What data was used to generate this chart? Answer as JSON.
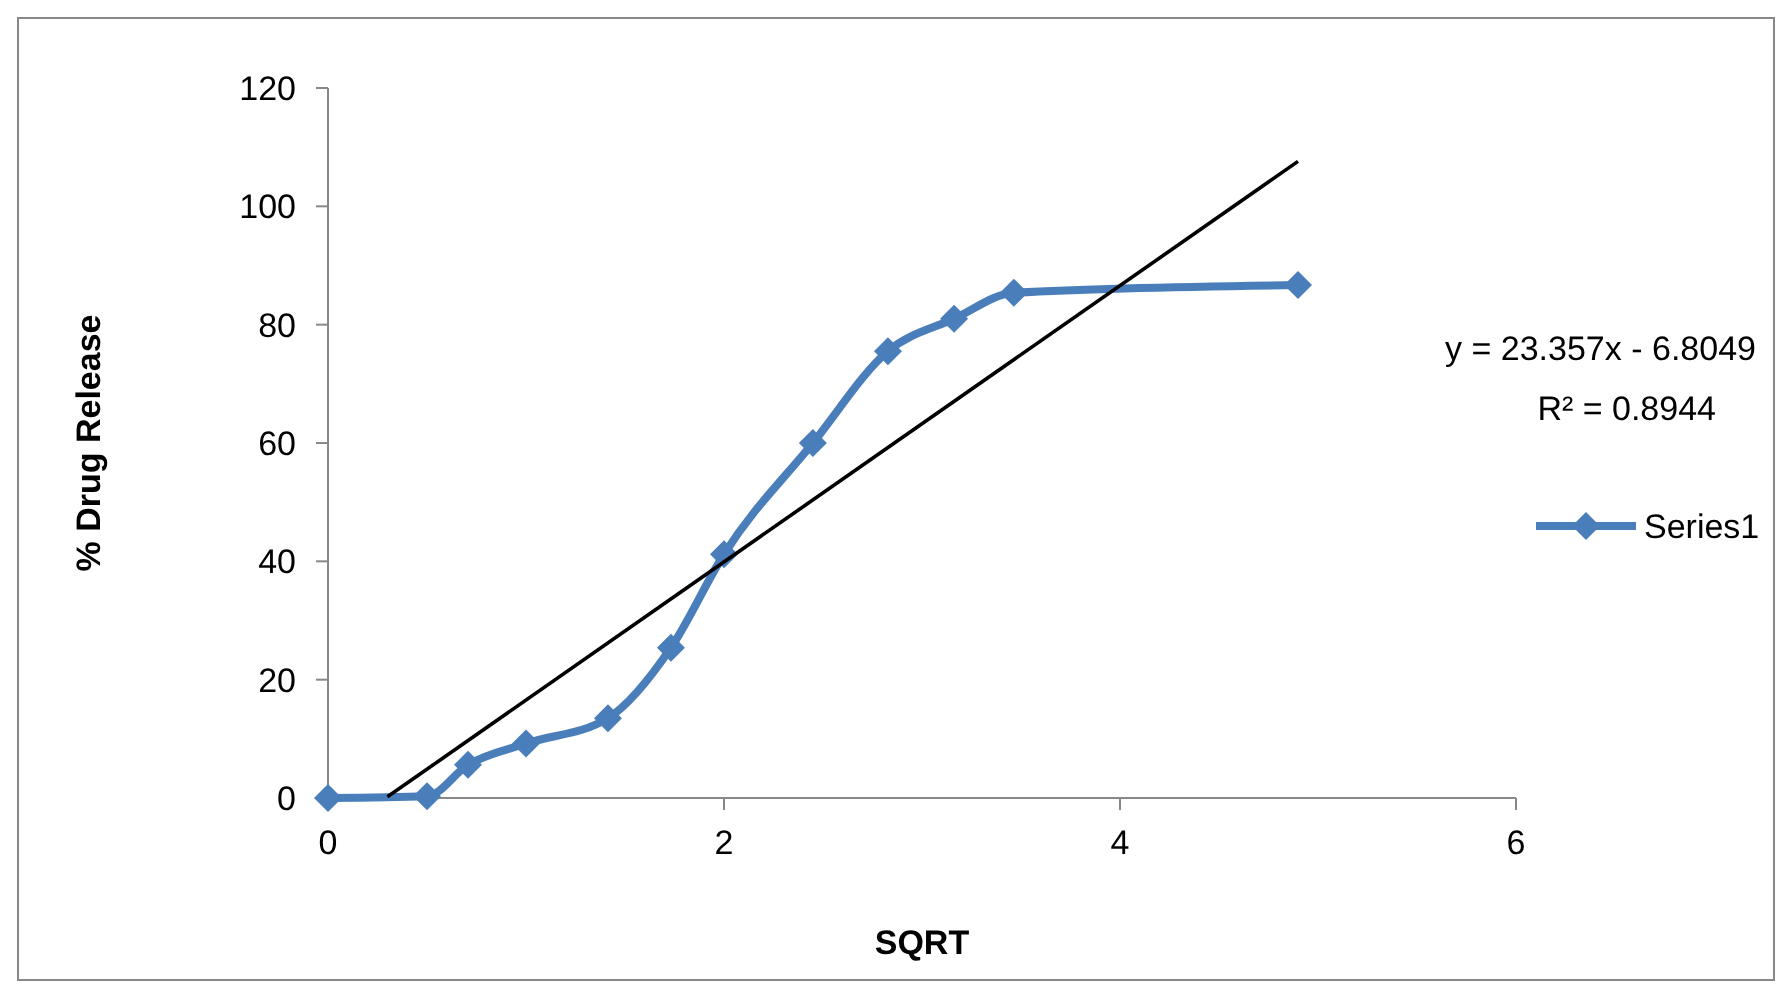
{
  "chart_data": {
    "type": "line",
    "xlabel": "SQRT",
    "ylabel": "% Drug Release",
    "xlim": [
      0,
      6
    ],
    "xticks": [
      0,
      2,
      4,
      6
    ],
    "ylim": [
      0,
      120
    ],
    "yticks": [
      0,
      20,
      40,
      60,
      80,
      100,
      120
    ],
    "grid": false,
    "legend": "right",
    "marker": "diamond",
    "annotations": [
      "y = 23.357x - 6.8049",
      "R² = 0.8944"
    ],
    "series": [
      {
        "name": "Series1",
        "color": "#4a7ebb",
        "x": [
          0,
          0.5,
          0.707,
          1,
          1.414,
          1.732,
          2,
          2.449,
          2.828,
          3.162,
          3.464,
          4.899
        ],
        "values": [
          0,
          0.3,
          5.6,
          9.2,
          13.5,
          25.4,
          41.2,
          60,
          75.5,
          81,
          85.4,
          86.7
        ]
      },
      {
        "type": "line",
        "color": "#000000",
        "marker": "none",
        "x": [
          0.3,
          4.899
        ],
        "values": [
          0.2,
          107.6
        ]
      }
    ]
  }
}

::::::::

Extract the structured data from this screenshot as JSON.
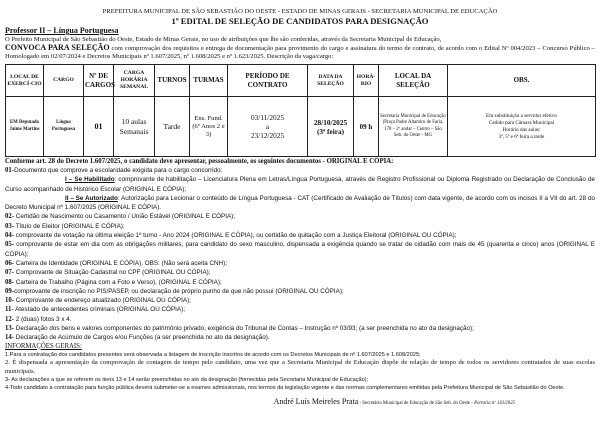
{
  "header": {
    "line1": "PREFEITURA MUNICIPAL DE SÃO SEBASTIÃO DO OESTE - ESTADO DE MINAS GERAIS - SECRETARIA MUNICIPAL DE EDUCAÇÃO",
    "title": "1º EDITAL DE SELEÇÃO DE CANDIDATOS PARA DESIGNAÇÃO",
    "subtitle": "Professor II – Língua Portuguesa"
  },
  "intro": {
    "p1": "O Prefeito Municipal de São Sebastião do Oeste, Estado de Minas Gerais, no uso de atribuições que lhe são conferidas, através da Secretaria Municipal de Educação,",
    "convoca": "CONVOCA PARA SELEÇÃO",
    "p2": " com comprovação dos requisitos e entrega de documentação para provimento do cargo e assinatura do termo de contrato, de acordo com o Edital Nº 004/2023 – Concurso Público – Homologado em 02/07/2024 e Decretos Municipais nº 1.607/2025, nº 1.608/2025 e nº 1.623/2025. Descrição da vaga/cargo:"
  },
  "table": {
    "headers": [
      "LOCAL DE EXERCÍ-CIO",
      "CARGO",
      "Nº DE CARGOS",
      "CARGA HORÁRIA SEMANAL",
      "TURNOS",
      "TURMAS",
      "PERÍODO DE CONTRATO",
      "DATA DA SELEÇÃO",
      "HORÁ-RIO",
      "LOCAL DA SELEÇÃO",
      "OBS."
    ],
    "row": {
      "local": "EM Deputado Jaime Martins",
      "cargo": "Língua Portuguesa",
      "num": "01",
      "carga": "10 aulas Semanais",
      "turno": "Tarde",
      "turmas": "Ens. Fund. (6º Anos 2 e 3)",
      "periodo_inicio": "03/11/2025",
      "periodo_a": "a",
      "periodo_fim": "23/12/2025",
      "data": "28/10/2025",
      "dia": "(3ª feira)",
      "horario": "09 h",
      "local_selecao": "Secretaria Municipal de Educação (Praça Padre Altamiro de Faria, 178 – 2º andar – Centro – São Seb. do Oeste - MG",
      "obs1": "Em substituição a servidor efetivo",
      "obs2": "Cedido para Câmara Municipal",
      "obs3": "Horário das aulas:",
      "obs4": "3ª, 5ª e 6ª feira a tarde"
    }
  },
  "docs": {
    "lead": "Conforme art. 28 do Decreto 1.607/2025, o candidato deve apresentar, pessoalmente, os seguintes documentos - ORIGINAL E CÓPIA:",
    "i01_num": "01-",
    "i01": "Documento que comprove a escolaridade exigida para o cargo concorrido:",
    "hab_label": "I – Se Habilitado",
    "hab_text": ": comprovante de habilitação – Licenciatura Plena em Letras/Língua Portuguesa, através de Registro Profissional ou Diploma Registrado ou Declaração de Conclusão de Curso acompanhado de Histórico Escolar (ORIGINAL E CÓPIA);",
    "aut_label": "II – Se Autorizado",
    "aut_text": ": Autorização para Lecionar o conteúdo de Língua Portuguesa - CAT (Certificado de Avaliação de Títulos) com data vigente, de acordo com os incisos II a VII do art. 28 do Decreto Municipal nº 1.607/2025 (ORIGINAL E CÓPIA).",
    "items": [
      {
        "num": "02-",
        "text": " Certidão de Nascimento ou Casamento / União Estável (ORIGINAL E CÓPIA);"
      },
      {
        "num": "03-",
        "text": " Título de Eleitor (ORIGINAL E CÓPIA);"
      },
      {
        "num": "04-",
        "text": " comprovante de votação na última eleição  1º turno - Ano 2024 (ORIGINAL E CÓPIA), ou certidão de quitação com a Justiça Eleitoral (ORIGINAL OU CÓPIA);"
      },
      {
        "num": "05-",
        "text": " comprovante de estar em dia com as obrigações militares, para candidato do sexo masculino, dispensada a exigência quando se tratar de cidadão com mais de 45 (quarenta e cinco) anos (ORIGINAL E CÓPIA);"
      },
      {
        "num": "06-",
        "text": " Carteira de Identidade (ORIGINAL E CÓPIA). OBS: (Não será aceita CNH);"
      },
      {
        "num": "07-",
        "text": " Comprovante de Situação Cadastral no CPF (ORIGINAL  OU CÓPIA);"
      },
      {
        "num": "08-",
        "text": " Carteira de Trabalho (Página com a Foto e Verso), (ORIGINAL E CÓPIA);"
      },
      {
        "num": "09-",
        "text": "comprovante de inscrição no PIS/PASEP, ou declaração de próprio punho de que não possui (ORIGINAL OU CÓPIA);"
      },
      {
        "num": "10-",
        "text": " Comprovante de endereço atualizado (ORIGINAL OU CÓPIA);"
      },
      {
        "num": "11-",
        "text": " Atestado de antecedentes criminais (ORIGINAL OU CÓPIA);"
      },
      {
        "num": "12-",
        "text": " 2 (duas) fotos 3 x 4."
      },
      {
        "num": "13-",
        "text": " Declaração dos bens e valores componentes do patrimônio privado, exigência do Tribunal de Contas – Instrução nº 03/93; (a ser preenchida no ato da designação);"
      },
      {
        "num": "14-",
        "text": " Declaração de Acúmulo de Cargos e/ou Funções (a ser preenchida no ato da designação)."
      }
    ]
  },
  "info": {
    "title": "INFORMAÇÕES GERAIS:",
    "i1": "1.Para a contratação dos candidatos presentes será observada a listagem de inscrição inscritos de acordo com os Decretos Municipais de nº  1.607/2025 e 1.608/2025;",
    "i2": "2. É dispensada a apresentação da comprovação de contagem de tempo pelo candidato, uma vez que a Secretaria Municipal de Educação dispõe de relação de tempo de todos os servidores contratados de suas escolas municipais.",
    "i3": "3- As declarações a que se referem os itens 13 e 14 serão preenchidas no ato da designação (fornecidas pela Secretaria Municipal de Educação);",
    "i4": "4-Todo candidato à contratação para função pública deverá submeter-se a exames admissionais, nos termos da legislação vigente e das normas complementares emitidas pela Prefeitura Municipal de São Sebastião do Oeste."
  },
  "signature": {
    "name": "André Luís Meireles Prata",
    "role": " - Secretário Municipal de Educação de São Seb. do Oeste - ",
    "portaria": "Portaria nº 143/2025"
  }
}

::::::::

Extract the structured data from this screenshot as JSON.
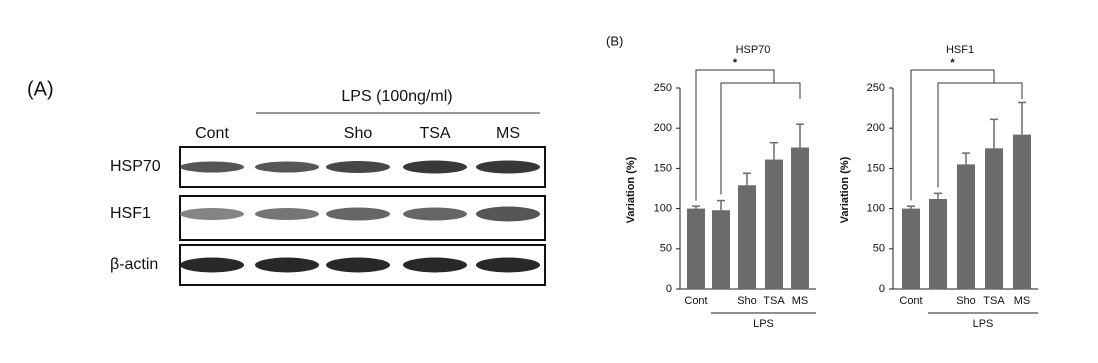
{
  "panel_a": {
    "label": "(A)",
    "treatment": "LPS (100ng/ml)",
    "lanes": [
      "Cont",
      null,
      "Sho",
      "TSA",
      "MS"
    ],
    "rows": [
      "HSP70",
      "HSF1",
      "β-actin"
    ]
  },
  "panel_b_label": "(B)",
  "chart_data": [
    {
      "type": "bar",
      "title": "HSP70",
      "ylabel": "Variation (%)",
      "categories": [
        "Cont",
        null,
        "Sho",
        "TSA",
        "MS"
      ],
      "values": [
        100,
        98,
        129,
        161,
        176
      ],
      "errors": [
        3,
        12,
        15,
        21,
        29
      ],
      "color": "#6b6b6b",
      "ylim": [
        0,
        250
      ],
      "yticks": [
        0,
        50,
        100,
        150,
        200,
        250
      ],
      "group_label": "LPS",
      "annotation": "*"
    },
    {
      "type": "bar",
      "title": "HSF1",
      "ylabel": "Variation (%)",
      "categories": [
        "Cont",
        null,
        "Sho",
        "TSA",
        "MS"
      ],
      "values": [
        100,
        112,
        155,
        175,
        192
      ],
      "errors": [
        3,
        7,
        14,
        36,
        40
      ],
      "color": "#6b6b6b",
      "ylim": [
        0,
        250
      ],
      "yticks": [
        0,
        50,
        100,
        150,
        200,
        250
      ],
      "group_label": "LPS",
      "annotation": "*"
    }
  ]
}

::::::::

__WORK TO DO__.
Where a line above includes "através", copy that line.

__RESULT BELOW__.
    "p1": "O Prefeito Municipal de São Sebastião do Oeste, Estado de Minas Gerais, no uso de atribuições que lhe são conferidas, através da Secretaria Municipal de Educação,",
    "hab_text": ": comprovante de habilitação – Licenciatura Plena em Letras/Língua Portuguesa, através de Registro Profissional ou Diploma Registrado ou Declaração de Conclusão de Curso acompanhado de Histórico Escolar (ORIGINAL E CÓPIA);",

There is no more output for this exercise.